Identify the lines containing the word "licznika". Copy each one.

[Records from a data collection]
• • • •
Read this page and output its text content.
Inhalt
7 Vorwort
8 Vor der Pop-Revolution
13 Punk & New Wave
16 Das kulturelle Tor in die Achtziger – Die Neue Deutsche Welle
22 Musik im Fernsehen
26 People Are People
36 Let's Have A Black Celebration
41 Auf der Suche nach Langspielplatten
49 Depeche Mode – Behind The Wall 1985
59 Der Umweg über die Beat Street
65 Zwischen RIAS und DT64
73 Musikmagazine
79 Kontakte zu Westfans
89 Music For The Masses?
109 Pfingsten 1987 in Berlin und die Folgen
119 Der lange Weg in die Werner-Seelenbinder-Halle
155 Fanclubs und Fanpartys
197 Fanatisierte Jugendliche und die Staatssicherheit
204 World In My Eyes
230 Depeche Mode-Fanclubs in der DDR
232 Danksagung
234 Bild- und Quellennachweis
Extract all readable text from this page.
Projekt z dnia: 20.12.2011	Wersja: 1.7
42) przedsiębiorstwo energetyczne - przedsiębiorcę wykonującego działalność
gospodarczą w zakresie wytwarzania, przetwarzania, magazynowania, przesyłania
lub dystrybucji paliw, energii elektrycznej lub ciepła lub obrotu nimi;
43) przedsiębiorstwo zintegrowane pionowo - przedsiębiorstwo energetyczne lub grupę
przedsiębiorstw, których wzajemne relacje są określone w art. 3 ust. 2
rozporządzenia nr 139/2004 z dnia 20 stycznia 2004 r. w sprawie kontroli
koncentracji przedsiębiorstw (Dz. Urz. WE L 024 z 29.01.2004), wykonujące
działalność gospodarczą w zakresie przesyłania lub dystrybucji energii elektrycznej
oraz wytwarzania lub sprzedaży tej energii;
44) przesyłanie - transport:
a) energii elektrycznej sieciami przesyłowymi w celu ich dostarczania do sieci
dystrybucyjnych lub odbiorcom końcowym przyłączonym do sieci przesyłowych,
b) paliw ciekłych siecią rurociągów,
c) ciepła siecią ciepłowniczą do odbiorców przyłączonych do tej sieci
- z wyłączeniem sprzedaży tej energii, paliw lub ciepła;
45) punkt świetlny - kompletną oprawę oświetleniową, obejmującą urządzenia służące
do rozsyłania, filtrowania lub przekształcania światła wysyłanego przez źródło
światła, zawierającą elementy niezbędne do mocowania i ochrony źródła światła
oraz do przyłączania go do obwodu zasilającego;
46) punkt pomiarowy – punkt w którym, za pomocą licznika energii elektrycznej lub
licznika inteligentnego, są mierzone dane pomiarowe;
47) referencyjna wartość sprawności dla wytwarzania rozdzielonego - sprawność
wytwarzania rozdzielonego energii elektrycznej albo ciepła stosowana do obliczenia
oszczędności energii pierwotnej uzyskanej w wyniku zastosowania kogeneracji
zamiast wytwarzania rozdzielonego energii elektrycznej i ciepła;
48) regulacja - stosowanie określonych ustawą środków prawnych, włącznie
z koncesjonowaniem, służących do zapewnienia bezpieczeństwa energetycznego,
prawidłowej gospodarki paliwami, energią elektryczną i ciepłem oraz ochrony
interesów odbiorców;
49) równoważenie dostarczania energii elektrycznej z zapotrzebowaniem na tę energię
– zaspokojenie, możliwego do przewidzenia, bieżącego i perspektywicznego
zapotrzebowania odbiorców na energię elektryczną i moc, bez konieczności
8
• • • •
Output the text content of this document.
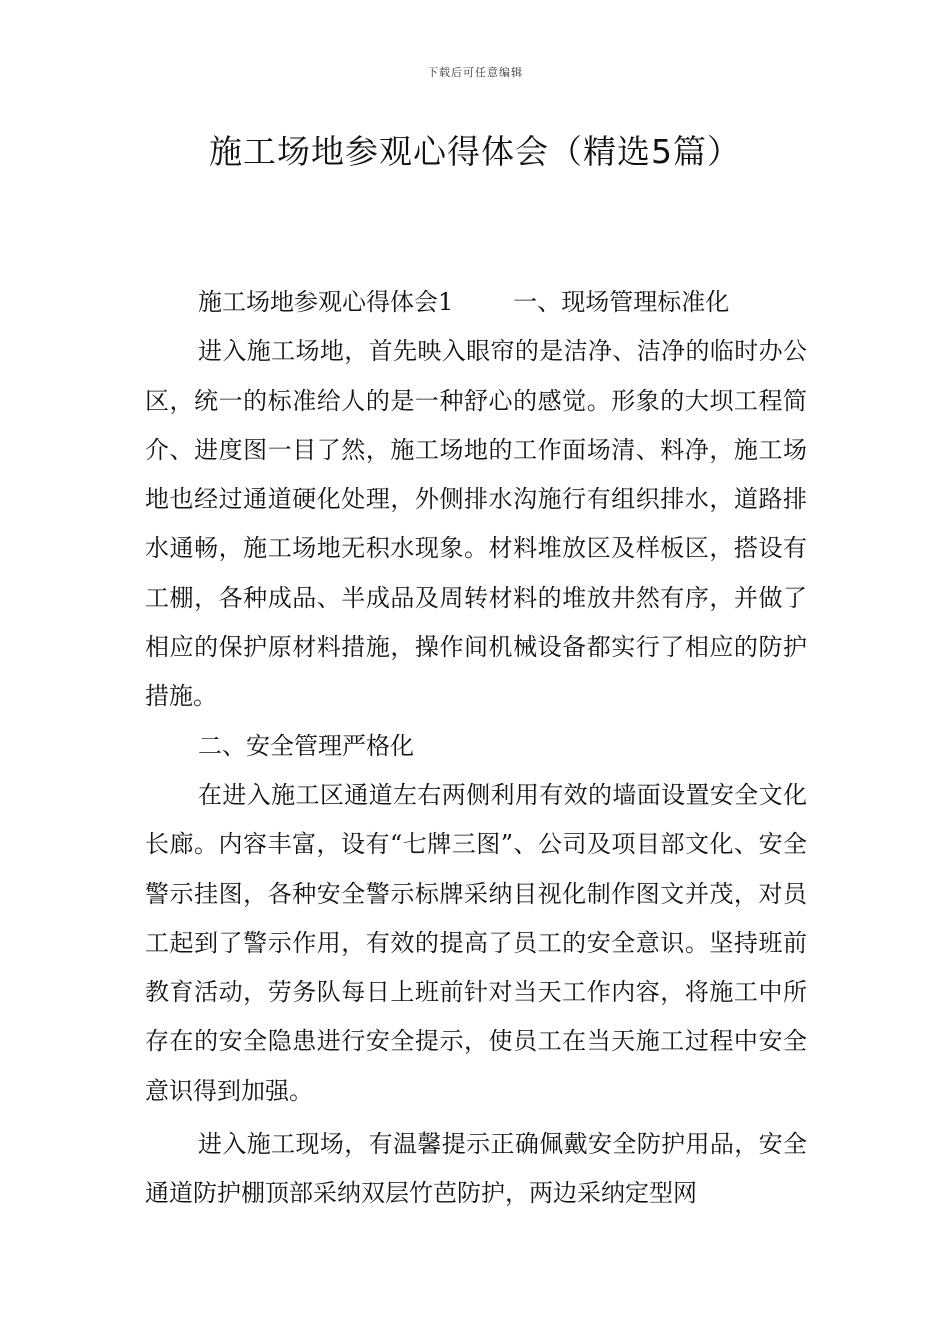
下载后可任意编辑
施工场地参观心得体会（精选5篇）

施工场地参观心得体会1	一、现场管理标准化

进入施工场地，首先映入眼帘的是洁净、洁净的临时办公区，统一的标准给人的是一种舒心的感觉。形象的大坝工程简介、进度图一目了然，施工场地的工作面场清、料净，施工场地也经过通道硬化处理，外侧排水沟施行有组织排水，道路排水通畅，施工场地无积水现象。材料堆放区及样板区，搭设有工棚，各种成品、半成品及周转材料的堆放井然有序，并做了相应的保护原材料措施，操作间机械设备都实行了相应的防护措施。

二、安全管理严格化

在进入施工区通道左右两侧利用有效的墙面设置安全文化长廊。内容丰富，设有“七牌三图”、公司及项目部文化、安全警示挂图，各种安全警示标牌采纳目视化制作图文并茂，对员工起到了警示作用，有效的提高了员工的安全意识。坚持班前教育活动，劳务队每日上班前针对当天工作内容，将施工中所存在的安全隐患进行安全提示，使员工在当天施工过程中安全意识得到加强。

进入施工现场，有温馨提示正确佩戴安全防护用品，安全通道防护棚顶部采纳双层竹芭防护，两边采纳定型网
• • • •
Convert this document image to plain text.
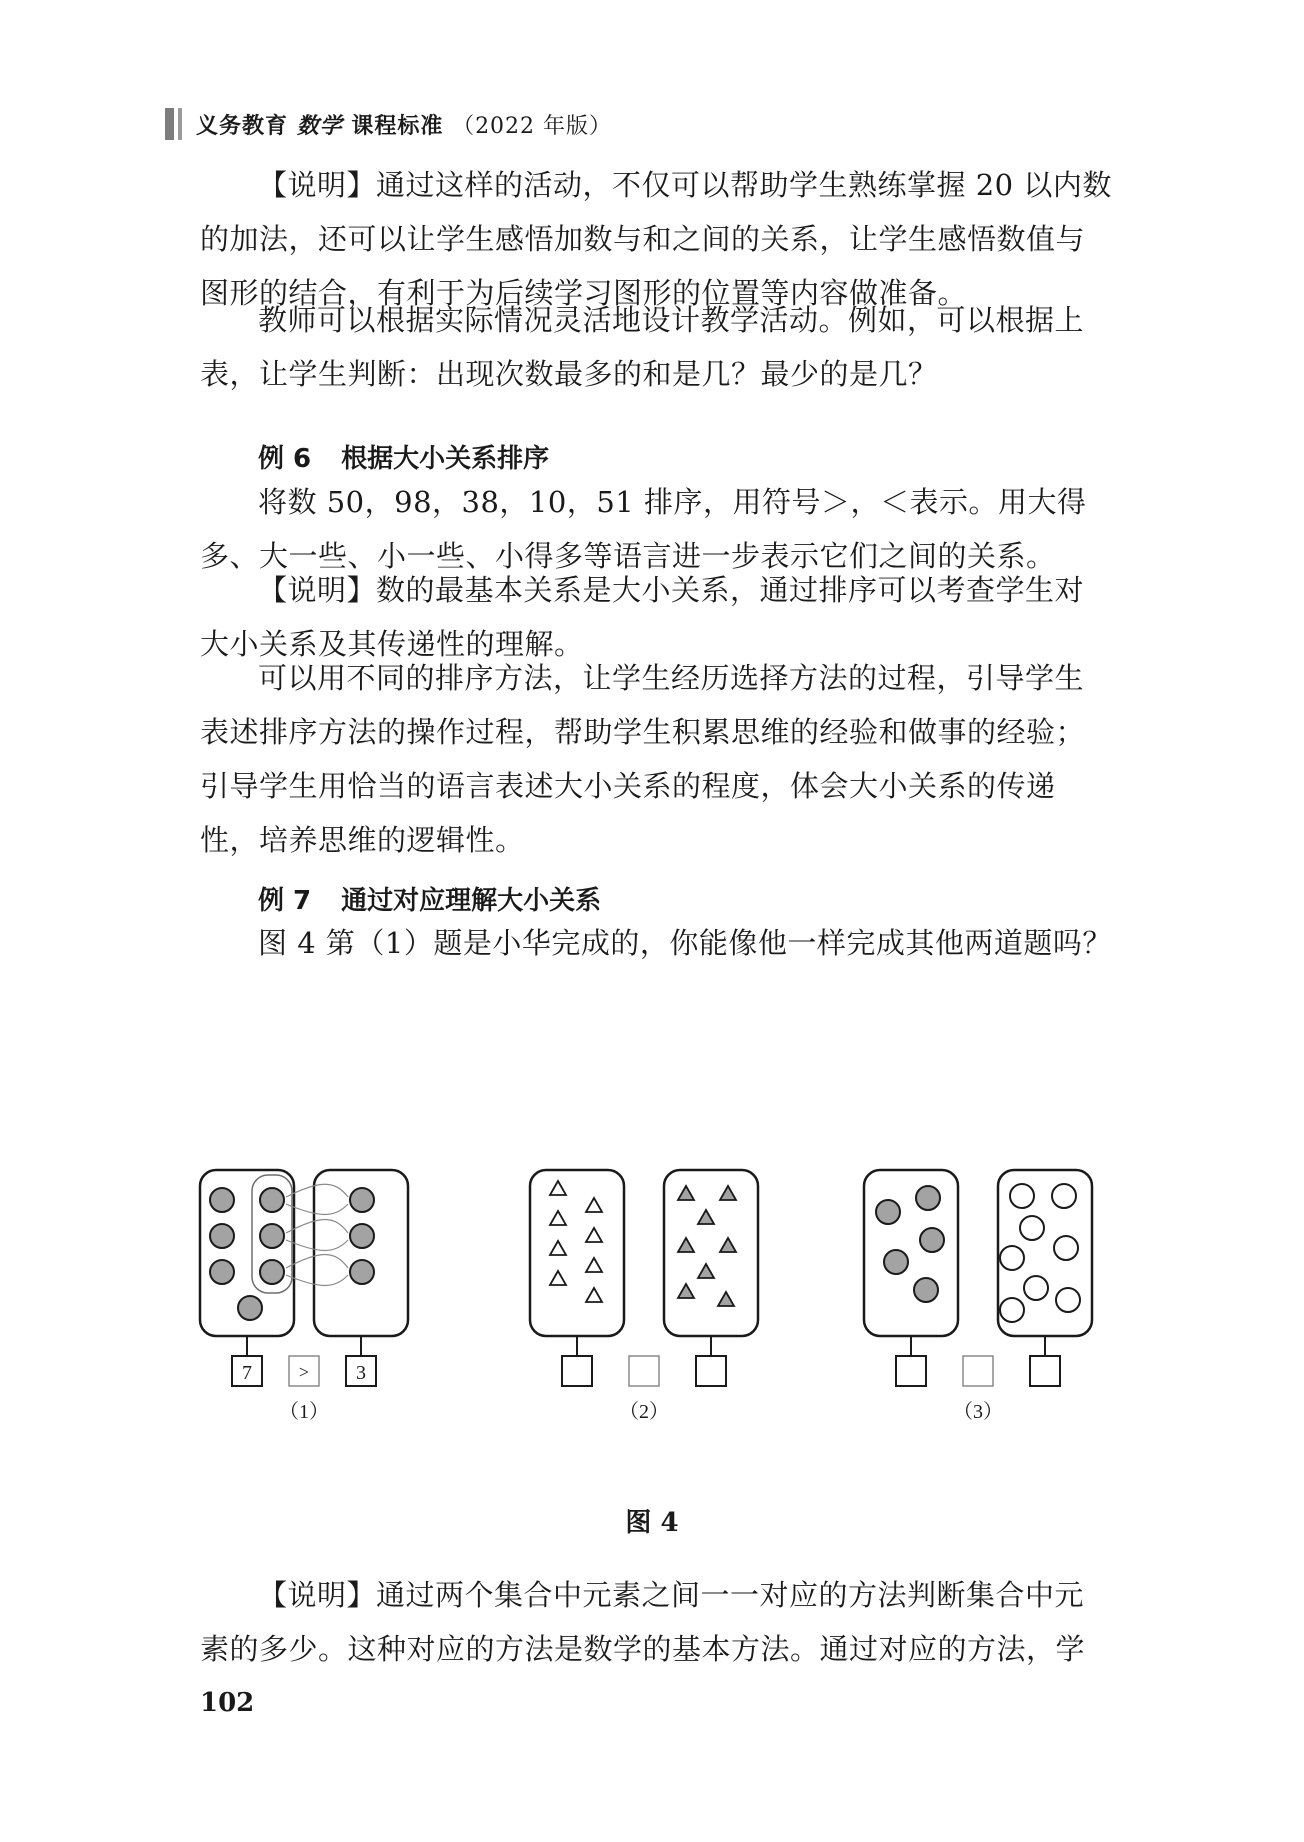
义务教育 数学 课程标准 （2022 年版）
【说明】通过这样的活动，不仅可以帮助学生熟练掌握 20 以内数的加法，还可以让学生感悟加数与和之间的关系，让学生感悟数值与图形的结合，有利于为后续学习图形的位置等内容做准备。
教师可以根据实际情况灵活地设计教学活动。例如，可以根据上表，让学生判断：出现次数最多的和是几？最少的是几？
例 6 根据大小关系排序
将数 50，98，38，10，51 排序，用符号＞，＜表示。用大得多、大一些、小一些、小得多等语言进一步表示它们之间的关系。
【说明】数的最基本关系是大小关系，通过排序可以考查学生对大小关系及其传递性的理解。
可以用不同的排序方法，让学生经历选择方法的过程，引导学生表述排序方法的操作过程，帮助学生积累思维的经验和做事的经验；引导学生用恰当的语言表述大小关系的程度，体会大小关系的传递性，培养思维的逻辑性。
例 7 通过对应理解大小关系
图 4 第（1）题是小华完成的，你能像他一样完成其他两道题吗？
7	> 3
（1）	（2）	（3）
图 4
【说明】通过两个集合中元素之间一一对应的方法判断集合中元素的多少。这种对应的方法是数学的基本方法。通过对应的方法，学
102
• • • •
_REPLY_
46) punkt pomiarowy – punkt w którym, za pomocą licznika energii elektrycznej lub
licznika inteligentnego, są mierzone dane pomiarowe;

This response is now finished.